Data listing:
________________

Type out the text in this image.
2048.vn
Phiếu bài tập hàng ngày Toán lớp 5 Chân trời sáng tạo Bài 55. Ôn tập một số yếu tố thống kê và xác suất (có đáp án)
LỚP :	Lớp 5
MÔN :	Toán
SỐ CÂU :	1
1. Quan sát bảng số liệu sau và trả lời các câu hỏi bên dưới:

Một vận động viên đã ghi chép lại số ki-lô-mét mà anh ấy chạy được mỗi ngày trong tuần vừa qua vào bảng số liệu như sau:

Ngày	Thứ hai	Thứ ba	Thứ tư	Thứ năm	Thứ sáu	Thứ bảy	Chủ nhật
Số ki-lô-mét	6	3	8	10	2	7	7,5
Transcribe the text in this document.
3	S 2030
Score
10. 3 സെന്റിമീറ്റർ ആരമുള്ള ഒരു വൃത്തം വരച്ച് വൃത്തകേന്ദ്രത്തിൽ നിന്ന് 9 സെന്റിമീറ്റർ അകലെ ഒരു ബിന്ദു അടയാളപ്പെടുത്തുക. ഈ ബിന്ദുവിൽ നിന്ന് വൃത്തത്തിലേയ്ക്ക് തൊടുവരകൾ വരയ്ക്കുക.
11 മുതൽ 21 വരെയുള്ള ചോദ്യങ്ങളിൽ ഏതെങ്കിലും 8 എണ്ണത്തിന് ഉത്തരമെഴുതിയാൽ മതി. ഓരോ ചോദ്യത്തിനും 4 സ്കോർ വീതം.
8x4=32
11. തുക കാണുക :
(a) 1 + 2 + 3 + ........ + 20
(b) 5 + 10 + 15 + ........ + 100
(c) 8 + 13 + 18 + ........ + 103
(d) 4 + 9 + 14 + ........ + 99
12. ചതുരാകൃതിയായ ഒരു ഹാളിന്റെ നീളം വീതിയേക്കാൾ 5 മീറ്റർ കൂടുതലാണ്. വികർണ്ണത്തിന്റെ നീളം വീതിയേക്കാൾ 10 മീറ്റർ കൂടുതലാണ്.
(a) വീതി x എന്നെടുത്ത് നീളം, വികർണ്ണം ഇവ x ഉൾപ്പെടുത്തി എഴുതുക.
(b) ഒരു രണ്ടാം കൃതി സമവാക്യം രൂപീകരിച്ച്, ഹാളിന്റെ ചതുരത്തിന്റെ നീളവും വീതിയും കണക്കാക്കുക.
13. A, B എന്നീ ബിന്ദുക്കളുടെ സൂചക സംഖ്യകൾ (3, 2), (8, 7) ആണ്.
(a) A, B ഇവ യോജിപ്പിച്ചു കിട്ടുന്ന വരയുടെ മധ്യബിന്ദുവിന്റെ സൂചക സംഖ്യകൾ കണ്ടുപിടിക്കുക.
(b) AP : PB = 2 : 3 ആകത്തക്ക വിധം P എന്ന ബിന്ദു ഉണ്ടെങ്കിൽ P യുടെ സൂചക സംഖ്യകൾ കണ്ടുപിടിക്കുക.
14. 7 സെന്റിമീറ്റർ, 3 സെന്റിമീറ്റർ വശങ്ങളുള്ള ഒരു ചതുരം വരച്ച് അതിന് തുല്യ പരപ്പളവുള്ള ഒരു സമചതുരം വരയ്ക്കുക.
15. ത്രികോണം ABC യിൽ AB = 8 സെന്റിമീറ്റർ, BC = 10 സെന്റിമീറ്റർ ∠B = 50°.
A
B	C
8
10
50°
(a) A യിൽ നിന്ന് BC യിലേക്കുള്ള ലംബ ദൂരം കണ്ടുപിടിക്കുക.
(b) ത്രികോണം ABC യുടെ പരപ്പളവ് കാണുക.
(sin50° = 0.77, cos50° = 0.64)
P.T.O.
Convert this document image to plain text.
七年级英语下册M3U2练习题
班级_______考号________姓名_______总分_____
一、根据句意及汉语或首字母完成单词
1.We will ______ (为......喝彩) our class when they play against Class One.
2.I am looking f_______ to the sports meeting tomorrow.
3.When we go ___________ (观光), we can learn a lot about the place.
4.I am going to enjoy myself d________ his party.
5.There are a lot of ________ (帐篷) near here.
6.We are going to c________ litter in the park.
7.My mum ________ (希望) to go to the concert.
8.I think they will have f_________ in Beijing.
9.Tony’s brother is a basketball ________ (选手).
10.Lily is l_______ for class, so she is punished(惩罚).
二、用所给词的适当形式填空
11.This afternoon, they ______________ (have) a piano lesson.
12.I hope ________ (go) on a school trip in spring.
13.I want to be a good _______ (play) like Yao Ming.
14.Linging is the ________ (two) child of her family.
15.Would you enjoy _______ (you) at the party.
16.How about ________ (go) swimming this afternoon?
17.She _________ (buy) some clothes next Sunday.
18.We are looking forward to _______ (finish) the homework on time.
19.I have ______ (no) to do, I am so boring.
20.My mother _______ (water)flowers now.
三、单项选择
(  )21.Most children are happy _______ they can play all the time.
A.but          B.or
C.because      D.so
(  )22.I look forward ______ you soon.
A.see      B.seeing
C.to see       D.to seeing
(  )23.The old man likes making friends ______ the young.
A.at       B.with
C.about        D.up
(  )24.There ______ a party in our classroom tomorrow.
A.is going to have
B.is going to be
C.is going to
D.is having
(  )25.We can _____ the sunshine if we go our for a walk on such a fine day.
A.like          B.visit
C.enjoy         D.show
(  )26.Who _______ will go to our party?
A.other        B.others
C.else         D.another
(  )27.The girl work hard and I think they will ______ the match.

________________

SET EXERCISE:
Select every line above that contains the word "looking", and copy it.

EXPECTED ANSWER:
2.I am looking f_______ to the sports meeting tomorrow.
18.We are looking forward to _______ (finish) the homework on time.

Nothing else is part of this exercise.